EXERCISE DIRECTIONS:
Lines containing the word "with" are the ones to copy from the records below.
######
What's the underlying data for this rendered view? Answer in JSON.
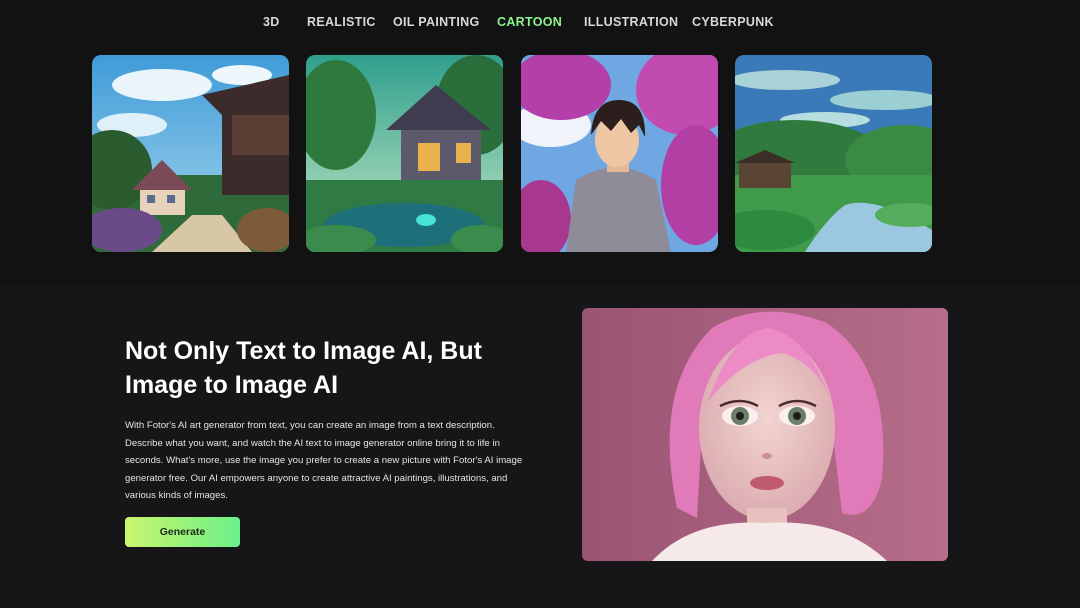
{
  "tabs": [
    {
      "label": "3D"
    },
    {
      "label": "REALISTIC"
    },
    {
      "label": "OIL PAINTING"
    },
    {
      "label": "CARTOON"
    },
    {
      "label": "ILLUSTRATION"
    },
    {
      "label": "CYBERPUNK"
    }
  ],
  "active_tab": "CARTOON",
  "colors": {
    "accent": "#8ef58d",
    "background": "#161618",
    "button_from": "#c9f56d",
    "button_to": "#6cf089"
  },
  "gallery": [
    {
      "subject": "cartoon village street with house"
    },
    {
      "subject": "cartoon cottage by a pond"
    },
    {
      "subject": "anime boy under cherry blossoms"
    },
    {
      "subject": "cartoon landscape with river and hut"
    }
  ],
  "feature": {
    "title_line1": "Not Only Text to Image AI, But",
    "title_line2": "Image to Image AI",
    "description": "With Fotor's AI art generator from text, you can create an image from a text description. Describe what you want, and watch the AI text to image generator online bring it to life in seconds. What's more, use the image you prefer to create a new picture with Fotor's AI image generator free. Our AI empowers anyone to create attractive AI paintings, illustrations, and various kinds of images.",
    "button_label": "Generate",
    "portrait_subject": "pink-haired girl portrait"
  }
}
######
RESPONSE FOR THIS EXERCISE:
      "subject": "cartoon village street with house"
      "subject": "cartoon landscape with river and hut"
    "description": "With Fotor's AI art generator from text, you can create an image from a text description. Describe what you want, and watch the AI text to image generator online bring it to life in seconds. What's more, use the image you prefer to create a new picture with Fotor's AI image generator free. Our AI empowers anyone to create attractive AI paintings, illustrations, and various kinds of images.",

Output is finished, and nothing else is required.